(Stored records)
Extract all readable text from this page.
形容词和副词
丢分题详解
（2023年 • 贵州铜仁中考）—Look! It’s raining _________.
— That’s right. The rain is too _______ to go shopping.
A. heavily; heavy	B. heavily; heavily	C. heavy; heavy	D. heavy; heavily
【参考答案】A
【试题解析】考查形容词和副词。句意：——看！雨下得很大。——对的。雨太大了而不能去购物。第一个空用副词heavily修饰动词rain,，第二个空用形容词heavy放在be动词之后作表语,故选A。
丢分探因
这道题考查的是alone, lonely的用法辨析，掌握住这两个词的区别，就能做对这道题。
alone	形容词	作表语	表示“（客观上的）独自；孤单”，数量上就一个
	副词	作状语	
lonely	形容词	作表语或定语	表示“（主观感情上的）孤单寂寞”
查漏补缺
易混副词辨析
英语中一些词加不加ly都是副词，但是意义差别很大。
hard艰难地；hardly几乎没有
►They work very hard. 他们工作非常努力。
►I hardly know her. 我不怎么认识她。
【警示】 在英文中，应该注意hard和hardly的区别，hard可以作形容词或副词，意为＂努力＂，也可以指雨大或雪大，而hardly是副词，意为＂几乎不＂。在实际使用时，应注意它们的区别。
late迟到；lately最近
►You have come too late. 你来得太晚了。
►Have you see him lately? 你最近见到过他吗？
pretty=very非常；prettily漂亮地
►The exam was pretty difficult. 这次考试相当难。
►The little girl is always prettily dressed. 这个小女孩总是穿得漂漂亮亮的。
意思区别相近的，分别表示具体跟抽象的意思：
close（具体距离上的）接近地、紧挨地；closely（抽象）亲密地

...

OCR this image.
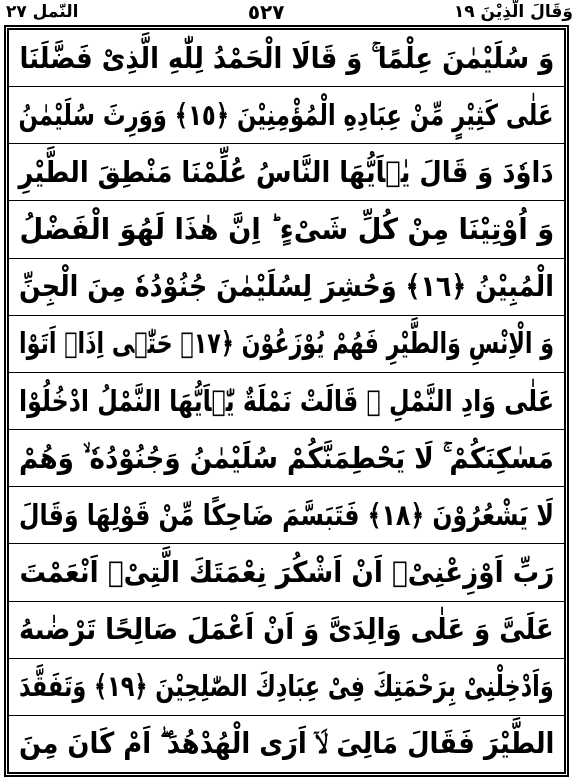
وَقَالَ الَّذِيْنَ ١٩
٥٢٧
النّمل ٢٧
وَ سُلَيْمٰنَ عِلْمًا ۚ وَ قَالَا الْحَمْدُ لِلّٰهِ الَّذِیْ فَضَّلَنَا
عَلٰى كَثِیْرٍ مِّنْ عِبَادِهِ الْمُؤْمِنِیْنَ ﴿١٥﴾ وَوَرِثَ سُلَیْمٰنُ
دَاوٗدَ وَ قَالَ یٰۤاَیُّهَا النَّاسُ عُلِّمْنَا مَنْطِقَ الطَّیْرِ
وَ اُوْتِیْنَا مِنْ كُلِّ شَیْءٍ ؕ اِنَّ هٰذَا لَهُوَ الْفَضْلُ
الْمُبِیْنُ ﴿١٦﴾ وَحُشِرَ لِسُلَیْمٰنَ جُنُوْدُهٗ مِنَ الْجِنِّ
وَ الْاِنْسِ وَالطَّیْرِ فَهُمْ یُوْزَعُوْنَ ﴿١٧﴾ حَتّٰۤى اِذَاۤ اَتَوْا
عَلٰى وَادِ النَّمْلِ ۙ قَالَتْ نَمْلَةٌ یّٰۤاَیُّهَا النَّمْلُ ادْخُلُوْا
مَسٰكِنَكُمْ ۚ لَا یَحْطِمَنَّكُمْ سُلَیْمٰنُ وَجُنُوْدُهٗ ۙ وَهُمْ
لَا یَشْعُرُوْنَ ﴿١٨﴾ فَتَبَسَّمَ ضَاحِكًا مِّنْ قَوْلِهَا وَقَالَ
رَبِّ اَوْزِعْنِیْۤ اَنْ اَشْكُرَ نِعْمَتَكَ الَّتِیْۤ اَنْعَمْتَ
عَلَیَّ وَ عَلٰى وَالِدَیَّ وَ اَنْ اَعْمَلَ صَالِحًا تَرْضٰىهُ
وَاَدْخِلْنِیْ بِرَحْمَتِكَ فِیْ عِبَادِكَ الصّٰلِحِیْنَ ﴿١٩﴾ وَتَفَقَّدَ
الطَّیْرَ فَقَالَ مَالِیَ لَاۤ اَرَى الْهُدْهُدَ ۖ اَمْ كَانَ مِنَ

Stated goal:
Extract each line from the listing that holds the word "this".

Answer in full:
Extract all readable text from this page.
OCR this image.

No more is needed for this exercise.